OBJECTIVE: Pull out every line below that contains the word "color".

DATASET RECORDS:

* BEGIN *

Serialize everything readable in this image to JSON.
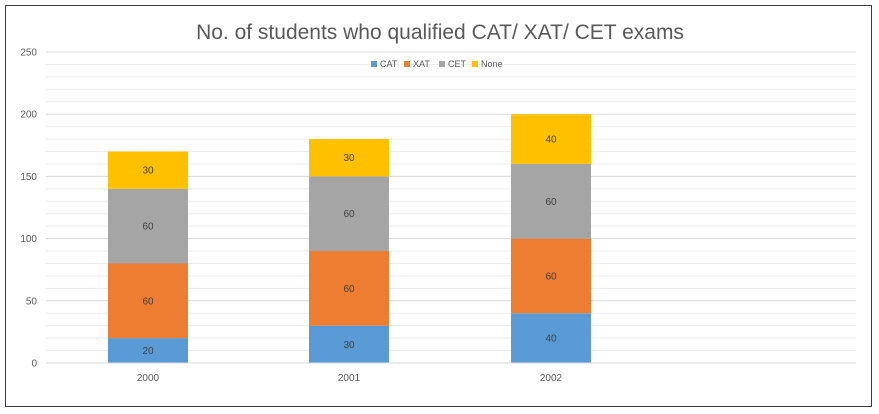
{
  "chart_data": {
    "type": "bar",
    "stacked": true,
    "title": "No. of students who qualified CAT/ XAT/ CET exams",
    "xlabel": "",
    "ylabel": "",
    "categories": [
      "2000",
      "2001",
      "2002"
    ],
    "series": [
      {
        "name": "CAT",
        "values": [
          20,
          30,
          40
        ],
        "color": "#5B9BD5"
      },
      {
        "name": "XAT",
        "values": [
          60,
          60,
          60
        ],
        "color": "#ED7D31"
      },
      {
        "name": "CET",
        "values": [
          60,
          60,
          60
        ],
        "color": "#A5A5A5"
      },
      {
        "name": "None",
        "values": [
          30,
          30,
          40
        ],
        "color": "#FFC000"
      }
    ],
    "ylim": [
      0,
      250
    ],
    "yticks": [
      "0",
      "50",
      "100",
      "150",
      "200",
      "250"
    ],
    "grid": true,
    "legend": "top"
  }
}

* END *

SOLUTION TO THE EXERCISE:
        "color": "#5B9BD5"
        "color": "#ED7D31"
        "color": "#A5A5A5"
        "color": "#FFC000"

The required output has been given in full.